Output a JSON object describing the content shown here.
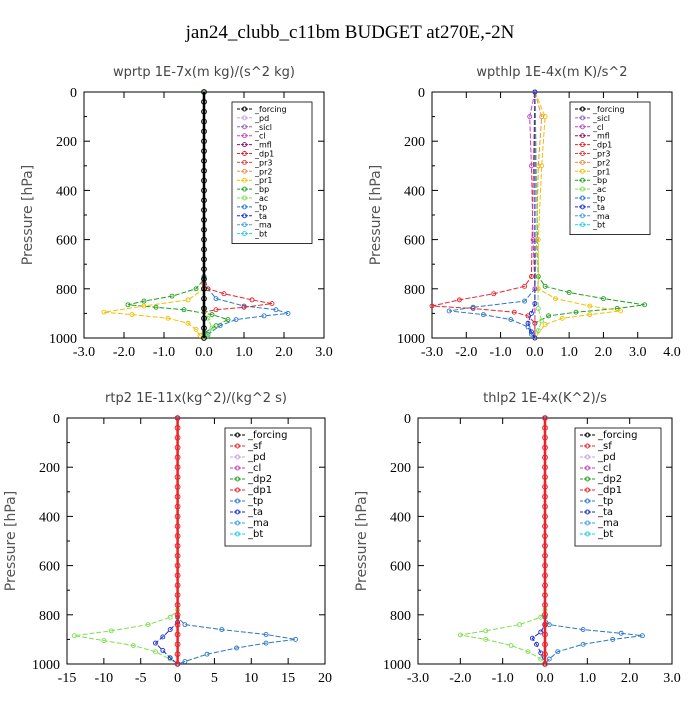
{
  "title": "jan24_clubb_c11bm  BUDGET at270E,-2N",
  "chart_data": [
    {
      "type": "line",
      "var": "wprtp",
      "scale": "1E-7x(m kg)/(s^2 kg)",
      "ylabel": "Pressure [hPa]",
      "xlim": [
        -3.0,
        3.0
      ],
      "ylim": [
        1000,
        0
      ],
      "xticks": [
        "-3.0",
        "-2.0",
        "-1.0",
        "0.0",
        "1.0",
        "2.0",
        "3.0"
      ],
      "yticks": [
        "0",
        "200",
        "400",
        "600",
        "800",
        "1000"
      ],
      "legend": [
        "_forcing",
        "_pd",
        "_sicl",
        "_cl",
        "_mfl",
        "_dp1",
        "_pr3",
        "_pr2",
        "_pr1",
        "_bp",
        "_ac",
        "_tp",
        "_ta",
        "_ma",
        "_bt"
      ],
      "series": [
        {
          "name": "_tp",
          "color": "#2a78c8",
          "points": [
            [
              0,
              0
            ],
            [
              0,
              750
            ],
            [
              0.1,
              800
            ],
            [
              0.3,
              840
            ],
            [
              1.0,
              870
            ],
            [
              1.8,
              885
            ],
            [
              2.1,
              900
            ],
            [
              1.5,
              910
            ],
            [
              0.8,
              925
            ],
            [
              0.4,
              950
            ],
            [
              0.1,
              985
            ],
            [
              0,
              1000
            ]
          ]
        },
        {
          "name": "_dp1",
          "color": "#e8242a",
          "points": [
            [
              0,
              0
            ],
            [
              0,
              780
            ],
            [
              0.1,
              800
            ],
            [
              0.5,
              820
            ],
            [
              1.2,
              845
            ],
            [
              1.7,
              860
            ],
            [
              1.0,
              875
            ],
            [
              0.3,
              885
            ],
            [
              0,
              895
            ],
            [
              0,
              1000
            ]
          ]
        },
        {
          "name": "_bp",
          "color": "#1ea01e",
          "points": [
            [
              0,
              0
            ],
            [
              0,
              760
            ],
            [
              -0.2,
              800
            ],
            [
              -0.8,
              830
            ],
            [
              -1.5,
              850
            ],
            [
              -1.9,
              865
            ],
            [
              -1.2,
              875
            ],
            [
              -0.5,
              885
            ],
            [
              0.2,
              905
            ],
            [
              0.6,
              925
            ],
            [
              0.3,
              950
            ],
            [
              0,
              980
            ],
            [
              0,
              1000
            ]
          ]
        },
        {
          "name": "_pr1",
          "color": "#f2c000",
          "points": [
            [
              0,
              0
            ],
            [
              0,
              800
            ],
            [
              -0.4,
              845
            ],
            [
              -1.5,
              870
            ],
            [
              -2.5,
              895
            ],
            [
              -1.8,
              905
            ],
            [
              -0.9,
              920
            ],
            [
              -0.4,
              940
            ],
            [
              -0.2,
              965
            ],
            [
              -0.1,
              990
            ],
            [
              0,
              1000
            ]
          ]
        },
        {
          "name": "_ac",
          "color": "#7ee04e",
          "points": [
            [
              0,
              0
            ],
            [
              0,
              880
            ],
            [
              0.1,
              920
            ],
            [
              0.2,
              960
            ],
            [
              0.1,
              990
            ],
            [
              0,
              1000
            ]
          ]
        },
        {
          "name": "_forcing",
          "color": "#000000",
          "points": [
            [
              0,
              0
            ],
            [
              0,
              1000
            ]
          ]
        }
      ]
    },
    {
      "type": "line",
      "var": "wpthlp",
      "scale": "1E-4x(m K)/s^2",
      "ylabel": "Pressure [hPa]",
      "xlim": [
        -3.0,
        4.0
      ],
      "ylim": [
        1000,
        0
      ],
      "xticks": [
        "-3.0",
        "-2.0",
        "-1.0",
        "0.0",
        "1.0",
        "2.0",
        "3.0",
        "4.0"
      ],
      "yticks": [
        "0",
        "200",
        "400",
        "600",
        "800",
        "1000"
      ],
      "legend": [
        "_forcing",
        "_sicl",
        "_cl",
        "_mfl",
        "_dp1",
        "_pr3",
        "_pr2",
        "_pr1",
        "_bp",
        "_ac",
        "_tp",
        "_ta",
        "_ma",
        "_bt"
      ],
      "series": [
        {
          "name": "_bp",
          "color": "#1ea01e",
          "points": [
            [
              0,
              0
            ],
            [
              0.1,
              750
            ],
            [
              0.3,
              790
            ],
            [
              1.0,
              815
            ],
            [
              2.0,
              840
            ],
            [
              3.2,
              865
            ],
            [
              2.4,
              880
            ],
            [
              1.2,
              895
            ],
            [
              0.4,
              910
            ],
            [
              0,
              940
            ],
            [
              0,
              1000
            ]
          ]
        },
        {
          "name": "_dp1",
          "color": "#e8242a",
          "points": [
            [
              0,
              0
            ],
            [
              -0.1,
              750
            ],
            [
              -0.3,
              790
            ],
            [
              -1.2,
              820
            ],
            [
              -2.2,
              845
            ],
            [
              -3.0,
              870
            ],
            [
              -1.8,
              880
            ],
            [
              -0.6,
              895
            ],
            [
              -0.2,
              910
            ],
            [
              0,
              940
            ],
            [
              0,
              1000
            ]
          ]
        },
        {
          "name": "_pr1",
          "color": "#f2c000",
          "points": [
            [
              0,
              0
            ],
            [
              0.3,
              100
            ],
            [
              0.2,
              300
            ],
            [
              0.1,
              600
            ],
            [
              0.1,
              800
            ],
            [
              0.6,
              840
            ],
            [
              1.6,
              870
            ],
            [
              2.5,
              890
            ],
            [
              1.6,
              905
            ],
            [
              0.8,
              920
            ],
            [
              0.3,
              945
            ],
            [
              0,
              1000
            ]
          ]
        },
        {
          "name": "_tp",
          "color": "#2a78c8",
          "points": [
            [
              0,
              0
            ],
            [
              0,
              800
            ],
            [
              -0.3,
              850
            ],
            [
              -1.8,
              875
            ],
            [
              -2.5,
              890
            ],
            [
              -1.5,
              905
            ],
            [
              -0.7,
              925
            ],
            [
              -0.2,
              955
            ],
            [
              -0.1,
              985
            ],
            [
              0,
              1000
            ]
          ]
        },
        {
          "name": "_pr2",
          "color": "#f09040",
          "points": [
            [
              0,
              0
            ],
            [
              0.2,
              100
            ],
            [
              0.1,
              300
            ],
            [
              0.05,
              600
            ],
            [
              0,
              800
            ],
            [
              0,
              1000
            ]
          ]
        },
        {
          "name": "_cl",
          "color": "#c040c0",
          "points": [
            [
              0,
              0
            ],
            [
              -0.15,
              100
            ],
            [
              -0.1,
              300
            ],
            [
              -0.05,
              600
            ],
            [
              0,
              800
            ],
            [
              0,
              1000
            ]
          ]
        },
        {
          "name": "_ac",
          "color": "#7ee04e",
          "points": [
            [
              0,
              0
            ],
            [
              0.1,
              880
            ],
            [
              0.2,
              930
            ],
            [
              0.1,
              970
            ],
            [
              0,
              1000
            ]
          ]
        },
        {
          "name": "_ta",
          "color": "#1a2cd0",
          "points": [
            [
              0,
              0
            ],
            [
              0,
              860
            ],
            [
              -0.1,
              900
            ],
            [
              -0.2,
              940
            ],
            [
              -0.1,
              975
            ],
            [
              0,
              1000
            ]
          ]
        }
      ]
    },
    {
      "type": "line",
      "var": "rtp2",
      "scale": "1E-11x(kg^2)/(kg^2 s)",
      "ylabel": "Pressure [hPa]",
      "xlim": [
        -15,
        20
      ],
      "ylim": [
        1000,
        0
      ],
      "xticks": [
        "-15",
        "-10",
        "-5",
        "0",
        "5",
        "10",
        "15",
        "20"
      ],
      "yticks": [
        "0",
        "200",
        "400",
        "600",
        "800",
        "1000"
      ],
      "legend": [
        "_forcing",
        "_sf",
        "_pd",
        "_cl",
        "_dp2",
        "_dp1",
        "_tp",
        "_ta",
        "_ma",
        "_bt"
      ],
      "series": [
        {
          "name": "_dp1",
          "color": "#7ee04e",
          "points": [
            [
              0,
              0
            ],
            [
              0,
              780
            ],
            [
              -1,
              810
            ],
            [
              -4,
              840
            ],
            [
              -9,
              865
            ],
            [
              -14,
              885
            ],
            [
              -10,
              905
            ],
            [
              -6,
              925
            ],
            [
              -3,
              950
            ],
            [
              -1,
              980
            ],
            [
              0,
              1000
            ]
          ]
        },
        {
          "name": "_tp",
          "color": "#2a78c8",
          "points": [
            [
              0,
              0
            ],
            [
              0,
              810
            ],
            [
              1,
              840
            ],
            [
              6,
              860
            ],
            [
              12,
              880
            ],
            [
              16,
              900
            ],
            [
              12,
              915
            ],
            [
              8,
              935
            ],
            [
              4,
              960
            ],
            [
              1,
              990
            ],
            [
              0,
              1000
            ]
          ]
        },
        {
          "name": "_ta",
          "color": "#1a2cd0",
          "points": [
            [
              0,
              0
            ],
            [
              0,
              830
            ],
            [
              -1,
              860
            ],
            [
              -2,
              890
            ],
            [
              -3,
              915
            ],
            [
              -2,
              945
            ],
            [
              -1,
              975
            ],
            [
              0,
              1000
            ]
          ]
        },
        {
          "name": "_forcing",
          "color": "#e8242a",
          "points": [
            [
              0,
              0
            ],
            [
              0,
              1000
            ]
          ]
        }
      ]
    },
    {
      "type": "line",
      "var": "thlp2",
      "scale": "1E-4x(K^2)/s",
      "ylabel": "Pressure [hPa]",
      "xlim": [
        -3.0,
        3.0
      ],
      "ylim": [
        1000,
        0
      ],
      "xticks": [
        "-3.0",
        "-2.0",
        "-1.0",
        "0.0",
        "1.0",
        "2.0",
        "3.0"
      ],
      "yticks": [
        "0",
        "200",
        "400",
        "600",
        "800",
        "1000"
      ],
      "legend": [
        "_forcing",
        "_sf",
        "_pd",
        "_cl",
        "_dp2",
        "_dp1",
        "_tp",
        "_ta",
        "_ma",
        "_bt"
      ],
      "series": [
        {
          "name": "_dp1",
          "color": "#7ee04e",
          "points": [
            [
              0,
              0
            ],
            [
              0,
              780
            ],
            [
              -0.1,
              810
            ],
            [
              -0.6,
              840
            ],
            [
              -1.4,
              865
            ],
            [
              -2.0,
              882
            ],
            [
              -1.4,
              900
            ],
            [
              -0.8,
              925
            ],
            [
              -0.4,
              950
            ],
            [
              -0.1,
              980
            ],
            [
              0,
              1000
            ]
          ]
        },
        {
          "name": "_tp",
          "color": "#2a78c8",
          "points": [
            [
              0,
              0
            ],
            [
              0,
              810
            ],
            [
              0.1,
              840
            ],
            [
              0.9,
              860
            ],
            [
              1.8,
              875
            ],
            [
              2.3,
              885
            ],
            [
              1.6,
              900
            ],
            [
              0.9,
              920
            ],
            [
              0.3,
              950
            ],
            [
              0.1,
              980
            ],
            [
              0,
              1000
            ]
          ]
        },
        {
          "name": "_ta",
          "color": "#1a2cd0",
          "points": [
            [
              0,
              0
            ],
            [
              0,
              840
            ],
            [
              -0.1,
              870
            ],
            [
              -0.3,
              895
            ],
            [
              -0.2,
              920
            ],
            [
              -0.1,
              955
            ],
            [
              0,
              1000
            ]
          ]
        },
        {
          "name": "_forcing",
          "color": "#e8242a",
          "points": [
            [
              0,
              0
            ],
            [
              0,
              1000
            ]
          ]
        }
      ]
    }
  ]
}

*What you will do*. Copy all lines of the listing above that contain the string "scale".

*Solution to the exercise*.
      "scale": "1E-7x(m kg)/(s^2 kg)",
      "scale": "1E-4x(m K)/s^2",
      "scale": "1E-11x(kg^2)/(kg^2 s)",
      "scale": "1E-4x(K^2)/s",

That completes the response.